[SUPPLIED RECORDS]
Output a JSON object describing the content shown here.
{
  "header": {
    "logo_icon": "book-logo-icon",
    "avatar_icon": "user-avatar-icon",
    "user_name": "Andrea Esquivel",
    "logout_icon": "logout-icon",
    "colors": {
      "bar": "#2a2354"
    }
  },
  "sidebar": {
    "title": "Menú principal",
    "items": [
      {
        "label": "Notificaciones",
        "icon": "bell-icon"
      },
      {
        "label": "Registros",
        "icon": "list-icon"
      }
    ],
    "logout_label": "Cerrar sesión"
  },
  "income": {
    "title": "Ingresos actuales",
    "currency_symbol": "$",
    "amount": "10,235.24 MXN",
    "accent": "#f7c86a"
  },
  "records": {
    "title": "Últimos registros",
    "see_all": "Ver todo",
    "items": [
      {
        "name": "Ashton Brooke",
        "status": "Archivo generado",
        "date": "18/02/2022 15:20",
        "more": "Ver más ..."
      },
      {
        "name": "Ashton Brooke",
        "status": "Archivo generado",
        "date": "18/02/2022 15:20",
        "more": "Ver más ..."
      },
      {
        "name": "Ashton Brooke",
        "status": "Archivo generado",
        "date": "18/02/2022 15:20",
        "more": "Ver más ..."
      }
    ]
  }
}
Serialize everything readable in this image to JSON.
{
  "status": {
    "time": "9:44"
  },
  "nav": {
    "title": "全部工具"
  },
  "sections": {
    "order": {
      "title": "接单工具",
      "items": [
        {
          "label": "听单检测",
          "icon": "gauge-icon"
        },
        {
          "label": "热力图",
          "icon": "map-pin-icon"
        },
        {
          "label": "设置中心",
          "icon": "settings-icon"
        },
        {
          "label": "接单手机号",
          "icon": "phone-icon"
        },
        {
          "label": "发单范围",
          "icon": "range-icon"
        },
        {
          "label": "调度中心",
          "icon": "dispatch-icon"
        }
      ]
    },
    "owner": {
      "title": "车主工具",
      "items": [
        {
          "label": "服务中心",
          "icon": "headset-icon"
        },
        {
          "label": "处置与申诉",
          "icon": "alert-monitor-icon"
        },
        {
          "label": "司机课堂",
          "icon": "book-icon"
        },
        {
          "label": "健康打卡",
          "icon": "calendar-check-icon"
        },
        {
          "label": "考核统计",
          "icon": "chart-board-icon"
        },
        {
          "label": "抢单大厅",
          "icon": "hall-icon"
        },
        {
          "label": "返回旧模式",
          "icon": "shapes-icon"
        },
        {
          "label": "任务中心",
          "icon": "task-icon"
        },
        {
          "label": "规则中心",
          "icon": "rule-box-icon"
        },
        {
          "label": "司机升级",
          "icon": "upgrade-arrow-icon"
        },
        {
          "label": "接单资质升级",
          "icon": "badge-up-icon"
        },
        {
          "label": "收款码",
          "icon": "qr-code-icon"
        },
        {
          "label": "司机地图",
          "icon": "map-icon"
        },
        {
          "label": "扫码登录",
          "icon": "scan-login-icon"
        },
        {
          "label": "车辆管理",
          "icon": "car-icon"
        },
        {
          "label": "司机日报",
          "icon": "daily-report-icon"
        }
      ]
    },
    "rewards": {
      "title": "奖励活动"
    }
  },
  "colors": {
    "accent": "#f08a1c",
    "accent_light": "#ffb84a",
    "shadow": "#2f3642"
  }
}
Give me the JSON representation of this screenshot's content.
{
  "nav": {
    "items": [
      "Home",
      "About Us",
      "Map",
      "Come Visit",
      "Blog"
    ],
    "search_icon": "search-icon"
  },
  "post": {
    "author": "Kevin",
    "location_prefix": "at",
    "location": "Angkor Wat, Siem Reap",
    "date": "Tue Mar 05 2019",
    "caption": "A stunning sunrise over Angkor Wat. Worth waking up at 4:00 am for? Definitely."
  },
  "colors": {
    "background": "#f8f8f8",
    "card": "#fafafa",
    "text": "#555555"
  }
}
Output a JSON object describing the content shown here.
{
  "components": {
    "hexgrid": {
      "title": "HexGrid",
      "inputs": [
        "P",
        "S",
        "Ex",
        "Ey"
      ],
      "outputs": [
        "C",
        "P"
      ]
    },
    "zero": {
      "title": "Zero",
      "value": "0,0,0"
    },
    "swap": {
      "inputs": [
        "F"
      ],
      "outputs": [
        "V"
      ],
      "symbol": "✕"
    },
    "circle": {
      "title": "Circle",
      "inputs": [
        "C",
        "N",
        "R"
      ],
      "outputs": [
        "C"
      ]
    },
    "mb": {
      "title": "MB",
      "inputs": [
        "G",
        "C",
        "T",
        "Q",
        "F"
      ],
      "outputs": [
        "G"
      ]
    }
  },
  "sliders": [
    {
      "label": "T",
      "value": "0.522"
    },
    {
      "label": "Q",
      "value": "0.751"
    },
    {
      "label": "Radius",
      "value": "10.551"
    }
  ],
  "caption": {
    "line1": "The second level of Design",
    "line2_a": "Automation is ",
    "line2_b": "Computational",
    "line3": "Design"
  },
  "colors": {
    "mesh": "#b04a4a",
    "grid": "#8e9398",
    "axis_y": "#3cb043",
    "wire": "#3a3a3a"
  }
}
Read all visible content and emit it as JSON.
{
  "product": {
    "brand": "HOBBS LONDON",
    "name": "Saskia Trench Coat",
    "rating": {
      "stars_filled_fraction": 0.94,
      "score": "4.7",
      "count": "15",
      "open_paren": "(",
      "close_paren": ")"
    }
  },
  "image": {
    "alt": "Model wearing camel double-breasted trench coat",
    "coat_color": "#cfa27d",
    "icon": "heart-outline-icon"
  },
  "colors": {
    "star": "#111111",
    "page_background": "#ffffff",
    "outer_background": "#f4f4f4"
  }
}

[EXERCISE TASK]
Print the whole listing exactly as it is.

[EXERCISE ANSWER]
Output a JSON object describing the content shown here.
{
  "header": {
    "logo_icon": "book-logo-icon",
    "avatar_icon": "user-avatar-icon",
    "user_name": "Andrea Esquivel",
    "logout_icon": "logout-icon",
    "colors": {
      "bar": "#2a2354"
    }
  },
  "sidebar": {
    "title": "Menú principal",
    "items": [
      {
        "label": "Notificaciones",
        "icon": "bell-icon"
      },
      {
        "label": "Registros",
        "icon": "list-icon"
      }
    ],
    "logout_label": "Cerrar sesión"
  },
  "income": {
    "title": "Ingresos actuales",
    "currency_symbol": "$",
    "amount": "10,235.24 MXN",
    "accent": "#f7c86a"
  },
  "records": {
    "title": "Últimos registros",
    "see_all": "Ver todo",
    "items": [
      {
        "name": "Ashton Brooke",
        "status": "Archivo generado",
        "date": "18/02/2022 15:20",
        "more": "Ver más ..."
      },
      {
        "name": "Ashton Brooke",
        "status": "Archivo generado",
        "date": "18/02/2022 15:20",
        "more": "Ver más ..."
      },
      {
        "name": "Ashton Brooke",
        "status": "Archivo generado",
        "date": "18/02/2022 15:20",
        "more": "Ver más ..."
      }
    ]
  }
}
Serialize everything readable in this image to JSON.
{
  "status": {
    "time": "9:44"
  },
  "nav": {
    "title": "全部工具"
  },
  "sections": {
    "order": {
      "title": "接单工具",
      "items": [
        {
          "label": "听单检测",
          "icon": "gauge-icon"
        },
        {
          "label": "热力图",
          "icon": "map-pin-icon"
        },
        {
          "label": "设置中心",
          "icon": "settings-icon"
        },
        {
          "label": "接单手机号",
          "icon": "phone-icon"
        },
        {
          "label": "发单范围",
          "icon": "range-icon"
        },
        {
          "label": "调度中心",
          "icon": "dispatch-icon"
        }
      ]
    },
    "owner": {
      "title": "车主工具",
      "items": [
        {
          "label": "服务中心",
          "icon": "headset-icon"
        },
        {
          "label": "处置与申诉",
          "icon": "alert-monitor-icon"
        },
        {
          "label": "司机课堂",
          "icon": "book-icon"
        },
        {
          "label": "健康打卡",
          "icon": "calendar-check-icon"
        },
        {
          "label": "考核统计",
          "icon": "chart-board-icon"
        },
        {
          "label": "抢单大厅",
          "icon": "hall-icon"
        },
        {
          "label": "返回旧模式",
          "icon": "shapes-icon"
        },
        {
          "label": "任务中心",
          "icon": "task-icon"
        },
        {
          "label": "规则中心",
          "icon": "rule-box-icon"
        },
        {
          "label": "司机升级",
          "icon": "upgrade-arrow-icon"
        },
        {
          "label": "接单资质升级",
          "icon": "badge-up-icon"
        },
        {
          "label": "收款码",
          "icon": "qr-code-icon"
        },
        {
          "label": "司机地图",
          "icon": "map-icon"
        },
        {
          "label": "扫码登录",
          "icon": "scan-login-icon"
        },
        {
          "label": "车辆管理",
          "icon": "car-icon"
        },
        {
          "label": "司机日报",
          "icon": "daily-report-icon"
        }
      ]
    },
    "rewards": {
      "title": "奖励活动"
    }
  },
  "colors": {
    "accent": "#f08a1c",
    "accent_light": "#ffb84a",
    "shadow": "#2f3642"
  }
}
Give me the JSON representation of this screenshot's content.
{
  "nav": {
    "items": [
      "Home",
      "About Us",
      "Map",
      "Come Visit",
      "Blog"
    ],
    "search_icon": "search-icon"
  },
  "post": {
    "author": "Kevin",
    "location_prefix": "at",
    "location": "Angkor Wat, Siem Reap",
    "date": "Tue Mar 05 2019",
    "caption": "A stunning sunrise over Angkor Wat. Worth waking up at 4:00 am for? Definitely."
  },
  "colors": {
    "background": "#f8f8f8",
    "card": "#fafafa",
    "text": "#555555"
  }
}
Output a JSON object describing the content shown here.
{
  "components": {
    "hexgrid": {
      "title": "HexGrid",
      "inputs": [
        "P",
        "S",
        "Ex",
        "Ey"
      ],
      "outputs": [
        "C",
        "P"
      ]
    },
    "zero": {
      "title": "Zero",
      "value": "0,0,0"
    },
    "swap": {
      "inputs": [
        "F"
      ],
      "outputs": [
        "V"
      ],
      "symbol": "✕"
    },
    "circle": {
      "title": "Circle",
      "inputs": [
        "C",
        "N",
        "R"
      ],
      "outputs": [
        "C"
      ]
    },
    "mb": {
      "title": "MB",
      "inputs": [
        "G",
        "C",
        "T",
        "Q",
        "F"
      ],
      "outputs": [
        "G"
      ]
    }
  },
  "sliders": [
    {
      "label": "T",
      "value": "0.522"
    },
    {
      "label": "Q",
      "value": "0.751"
    },
    {
      "label": "Radius",
      "value": "10.551"
    }
  ],
  "caption": {
    "line1": "The second level of Design",
    "line2_a": "Automation is ",
    "line2_b": "Computational",
    "line3": "Design"
  },
  "colors": {
    "mesh": "#b04a4a",
    "grid": "#8e9398",
    "axis_y": "#3cb043",
    "wire": "#3a3a3a"
  }
}
Read all visible content and emit it as JSON.
{
  "product": {
    "brand": "HOBBS LONDON",
    "name": "Saskia Trench Coat",
    "rating": {
      "stars_filled_fraction": 0.94,
      "score": "4.7",
      "count": "15",
      "open_paren": "(",
      "close_paren": ")"
    }
  },
  "image": {
    "alt": "Model wearing camel double-breasted trench coat",
    "coat_color": "#cfa27d",
    "icon": "heart-outline-icon"
  },
  "colors": {
    "star": "#111111",
    "page_background": "#ffffff",
    "outer_background": "#f4f4f4"
  }
}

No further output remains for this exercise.